* [DATASET EXTRACT]:
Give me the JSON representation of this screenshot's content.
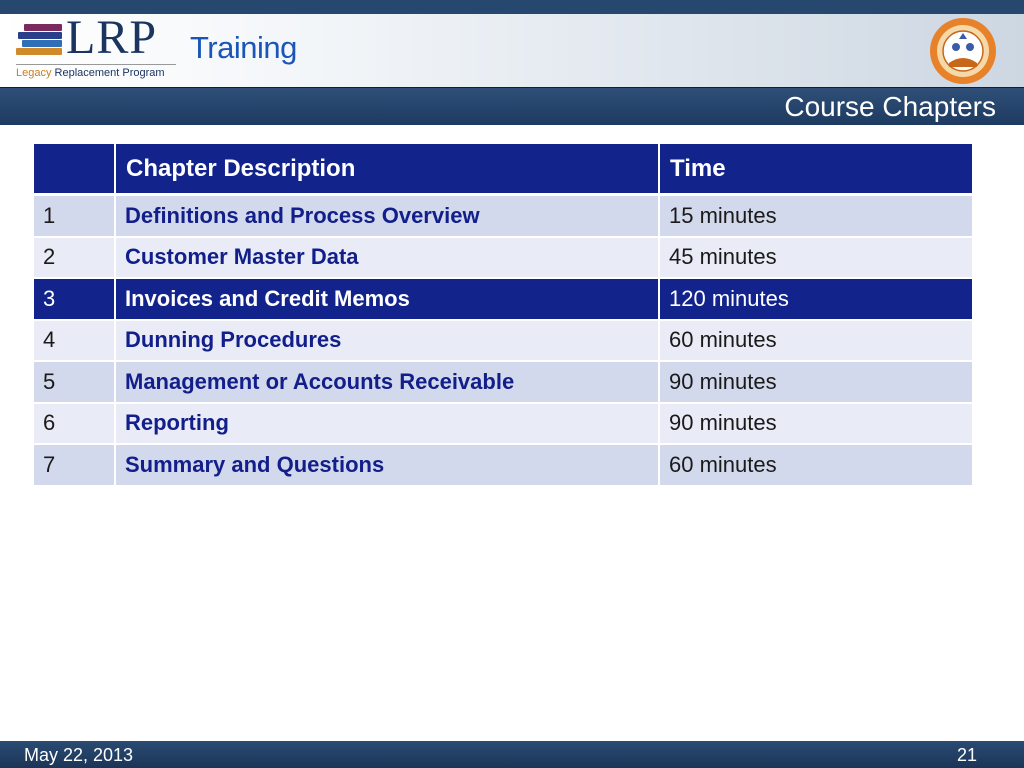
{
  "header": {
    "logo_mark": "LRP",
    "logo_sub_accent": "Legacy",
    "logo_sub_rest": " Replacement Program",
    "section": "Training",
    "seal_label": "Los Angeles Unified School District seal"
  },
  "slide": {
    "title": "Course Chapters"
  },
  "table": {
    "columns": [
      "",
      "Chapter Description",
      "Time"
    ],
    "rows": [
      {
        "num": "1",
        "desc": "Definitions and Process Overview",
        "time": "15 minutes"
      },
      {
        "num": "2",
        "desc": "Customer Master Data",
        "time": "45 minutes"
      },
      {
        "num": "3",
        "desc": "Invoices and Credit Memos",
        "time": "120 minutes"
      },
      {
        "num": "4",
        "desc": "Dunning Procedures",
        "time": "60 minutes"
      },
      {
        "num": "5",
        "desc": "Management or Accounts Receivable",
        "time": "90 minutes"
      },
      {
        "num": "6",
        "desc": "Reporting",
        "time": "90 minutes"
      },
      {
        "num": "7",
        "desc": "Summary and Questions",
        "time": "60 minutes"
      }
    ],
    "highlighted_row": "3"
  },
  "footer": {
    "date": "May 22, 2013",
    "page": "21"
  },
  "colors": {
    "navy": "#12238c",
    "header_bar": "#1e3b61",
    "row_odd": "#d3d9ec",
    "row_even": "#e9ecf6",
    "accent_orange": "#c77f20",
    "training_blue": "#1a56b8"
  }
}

* [SET PROBLEM]: Retype each record exactly as it stands, but do not include the pictures.

* [TASK OUTPUT]:
Give me the JSON representation of this screenshot's content.
{
  "header": {
    "logo_mark": "LRP",
    "logo_sub_accent": "Legacy",
    "logo_sub_rest": " Replacement Program",
    "section": "Training",
    "seal_label": "Los Angeles Unified School District seal"
  },
  "slide": {
    "title": "Course Chapters"
  },
  "table": {
    "columns": [
      "",
      "Chapter Description",
      "Time"
    ],
    "rows": [
      {
        "num": "1",
        "desc": "Definitions and Process Overview",
        "time": "15 minutes"
      },
      {
        "num": "2",
        "desc": "Customer Master Data",
        "time": "45 minutes"
      },
      {
        "num": "3",
        "desc": "Invoices and Credit Memos",
        "time": "120 minutes"
      },
      {
        "num": "4",
        "desc": "Dunning Procedures",
        "time": "60 minutes"
      },
      {
        "num": "5",
        "desc": "Management or Accounts Receivable",
        "time": "90 minutes"
      },
      {
        "num": "6",
        "desc": "Reporting",
        "time": "90 minutes"
      },
      {
        "num": "7",
        "desc": "Summary and Questions",
        "time": "60 minutes"
      }
    ],
    "highlighted_row": "3"
  },
  "footer": {
    "date": "May 22, 2013",
    "page": "21"
  },
  "colors": {
    "navy": "#12238c",
    "header_bar": "#1e3b61",
    "row_odd": "#d3d9ec",
    "row_even": "#e9ecf6",
    "accent_orange": "#c77f20",
    "training_blue": "#1a56b8"
  }
}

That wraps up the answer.